[Some records]

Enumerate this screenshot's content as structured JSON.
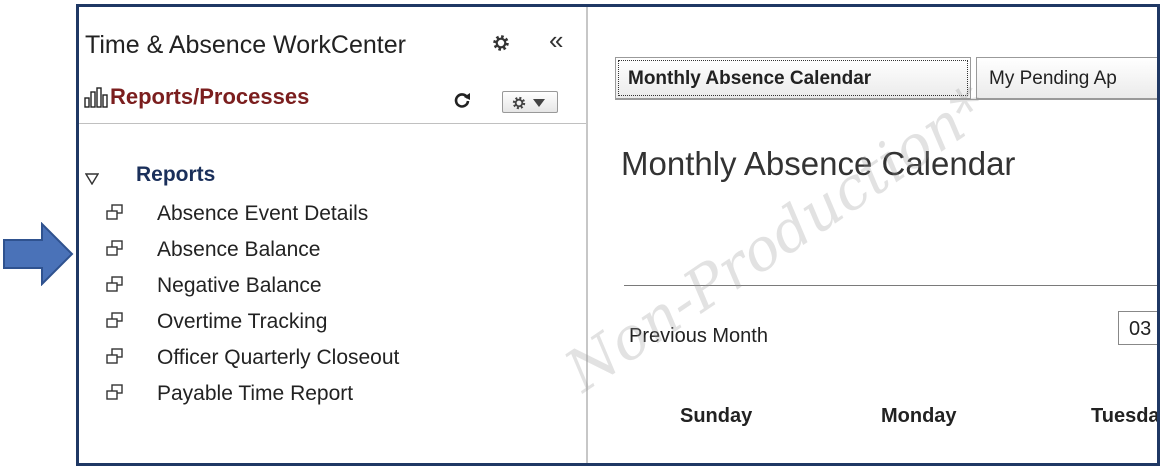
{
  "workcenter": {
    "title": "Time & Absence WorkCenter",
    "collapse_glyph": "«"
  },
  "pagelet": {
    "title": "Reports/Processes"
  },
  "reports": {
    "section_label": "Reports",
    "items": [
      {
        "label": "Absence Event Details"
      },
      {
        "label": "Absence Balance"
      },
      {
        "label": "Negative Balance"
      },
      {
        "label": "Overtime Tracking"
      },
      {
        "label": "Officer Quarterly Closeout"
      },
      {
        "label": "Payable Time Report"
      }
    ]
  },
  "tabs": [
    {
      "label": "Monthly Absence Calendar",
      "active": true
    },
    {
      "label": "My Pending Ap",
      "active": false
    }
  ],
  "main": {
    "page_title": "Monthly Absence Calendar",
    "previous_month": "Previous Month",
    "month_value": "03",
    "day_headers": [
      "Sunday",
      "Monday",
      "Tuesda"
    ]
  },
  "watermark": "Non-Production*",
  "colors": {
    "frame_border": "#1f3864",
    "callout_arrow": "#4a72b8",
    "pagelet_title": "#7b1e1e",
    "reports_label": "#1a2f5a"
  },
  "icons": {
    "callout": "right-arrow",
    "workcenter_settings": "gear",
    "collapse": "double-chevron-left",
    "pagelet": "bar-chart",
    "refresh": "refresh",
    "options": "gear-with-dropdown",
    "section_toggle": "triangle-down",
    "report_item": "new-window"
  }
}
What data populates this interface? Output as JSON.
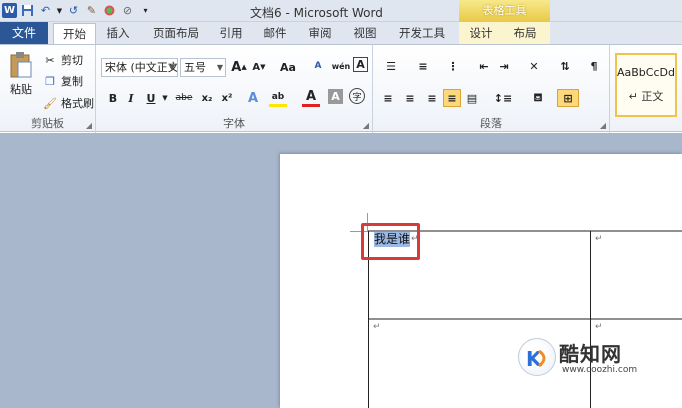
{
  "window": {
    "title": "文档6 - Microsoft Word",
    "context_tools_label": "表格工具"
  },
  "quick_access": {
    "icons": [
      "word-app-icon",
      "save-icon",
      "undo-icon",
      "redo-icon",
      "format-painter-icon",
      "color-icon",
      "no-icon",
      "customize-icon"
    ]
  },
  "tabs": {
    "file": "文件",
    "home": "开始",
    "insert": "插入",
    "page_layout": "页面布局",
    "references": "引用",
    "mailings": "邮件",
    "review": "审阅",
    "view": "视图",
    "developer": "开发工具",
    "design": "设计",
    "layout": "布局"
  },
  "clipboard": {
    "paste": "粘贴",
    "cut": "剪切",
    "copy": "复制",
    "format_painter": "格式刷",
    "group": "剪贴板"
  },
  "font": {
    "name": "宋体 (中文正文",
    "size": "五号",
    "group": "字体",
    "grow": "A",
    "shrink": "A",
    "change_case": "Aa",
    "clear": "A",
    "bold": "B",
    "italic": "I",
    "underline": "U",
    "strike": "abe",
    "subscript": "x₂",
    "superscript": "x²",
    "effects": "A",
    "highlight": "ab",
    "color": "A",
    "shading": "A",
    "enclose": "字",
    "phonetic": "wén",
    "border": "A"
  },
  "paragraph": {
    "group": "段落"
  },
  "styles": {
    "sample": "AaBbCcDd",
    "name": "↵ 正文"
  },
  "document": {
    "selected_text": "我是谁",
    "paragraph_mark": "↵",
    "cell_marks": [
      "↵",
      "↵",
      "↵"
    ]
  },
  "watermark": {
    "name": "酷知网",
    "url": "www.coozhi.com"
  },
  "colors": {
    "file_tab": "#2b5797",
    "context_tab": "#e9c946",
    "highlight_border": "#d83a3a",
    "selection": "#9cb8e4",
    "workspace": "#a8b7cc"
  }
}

*What is expected:* Copy every line from the records above that contains the word "JSON".

*Response:*
Enumerate this screenshot's content as structured JSON.
What data populates this interface? Output as JSON.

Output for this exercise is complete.